Extracted records:
#####
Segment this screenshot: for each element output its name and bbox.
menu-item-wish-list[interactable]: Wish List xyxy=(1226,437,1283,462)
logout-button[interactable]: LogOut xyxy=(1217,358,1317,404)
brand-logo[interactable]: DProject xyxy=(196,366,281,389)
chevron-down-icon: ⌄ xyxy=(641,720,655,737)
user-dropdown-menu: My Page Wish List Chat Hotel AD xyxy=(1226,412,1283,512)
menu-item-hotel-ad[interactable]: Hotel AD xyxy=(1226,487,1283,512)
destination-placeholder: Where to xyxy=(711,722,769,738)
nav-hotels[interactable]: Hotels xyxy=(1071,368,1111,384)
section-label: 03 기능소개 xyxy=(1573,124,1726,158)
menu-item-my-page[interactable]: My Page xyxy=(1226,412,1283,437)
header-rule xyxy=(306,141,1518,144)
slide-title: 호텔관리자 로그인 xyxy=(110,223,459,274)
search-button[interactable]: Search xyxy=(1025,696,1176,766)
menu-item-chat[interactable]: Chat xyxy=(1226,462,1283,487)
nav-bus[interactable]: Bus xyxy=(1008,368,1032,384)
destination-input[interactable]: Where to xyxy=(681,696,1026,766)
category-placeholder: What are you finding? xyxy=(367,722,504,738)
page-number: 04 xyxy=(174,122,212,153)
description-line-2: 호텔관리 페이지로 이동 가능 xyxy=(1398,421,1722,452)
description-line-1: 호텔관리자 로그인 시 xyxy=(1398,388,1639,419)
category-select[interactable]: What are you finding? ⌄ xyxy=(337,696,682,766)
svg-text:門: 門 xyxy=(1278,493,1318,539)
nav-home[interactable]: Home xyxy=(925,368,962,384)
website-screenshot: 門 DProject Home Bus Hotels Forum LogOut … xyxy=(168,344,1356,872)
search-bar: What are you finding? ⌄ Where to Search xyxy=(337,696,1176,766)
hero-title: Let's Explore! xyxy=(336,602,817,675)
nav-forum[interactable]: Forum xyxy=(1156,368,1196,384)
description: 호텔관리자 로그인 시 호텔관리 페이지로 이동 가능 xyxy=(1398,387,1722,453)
#####
SHORT PROBLEM: Repeat all of the entries above line for line, with no changes.

EXERCISE SOLUTION:
Segment this screenshot: for each element output its name and bbox.
menu-item-wish-list[interactable]: Wish List xyxy=(1226,437,1283,462)
logout-button[interactable]: LogOut xyxy=(1217,358,1317,404)
brand-logo[interactable]: DProject xyxy=(196,366,281,389)
chevron-down-icon: ⌄ xyxy=(641,720,655,737)
user-dropdown-menu: My Page Wish List Chat Hotel AD xyxy=(1226,412,1283,512)
menu-item-hotel-ad[interactable]: Hotel AD xyxy=(1226,487,1283,512)
destination-placeholder: Where to xyxy=(711,722,769,738)
nav-hotels[interactable]: Hotels xyxy=(1071,368,1111,384)
section-label: 03 기능소개 xyxy=(1573,124,1726,158)
menu-item-my-page[interactable]: My Page xyxy=(1226,412,1283,437)
header-rule xyxy=(306,141,1518,144)
slide-title: 호텔관리자 로그인 xyxy=(110,223,459,274)
search-button[interactable]: Search xyxy=(1025,696,1176,766)
menu-item-chat[interactable]: Chat xyxy=(1226,462,1283,487)
nav-bus[interactable]: Bus xyxy=(1008,368,1032,384)
destination-input[interactable]: Where to xyxy=(681,696,1026,766)
category-placeholder: What are you finding? xyxy=(367,722,504,738)
page-number: 04 xyxy=(174,122,212,153)
description-line-2: 호텔관리 페이지로 이동 가능 xyxy=(1398,421,1722,452)
description-line-1: 호텔관리자 로그인 시 xyxy=(1398,388,1639,419)
category-select[interactable]: What are you finding? ⌄ xyxy=(337,696,682,766)
svg-text:門: 門 xyxy=(1278,493,1318,539)
nav-home[interactable]: Home xyxy=(925,368,962,384)
website-screenshot: 門 DProject Home Bus Hotels Forum LogOut … xyxy=(168,344,1356,872)
search-bar: What are you finding? ⌄ Where to Search xyxy=(337,696,1176,766)
hero-title: Let's Explore! xyxy=(336,602,817,675)
nav-forum[interactable]: Forum xyxy=(1156,368,1196,384)
description: 호텔관리자 로그인 시 호텔관리 페이지로 이동 가능 xyxy=(1398,387,1722,453)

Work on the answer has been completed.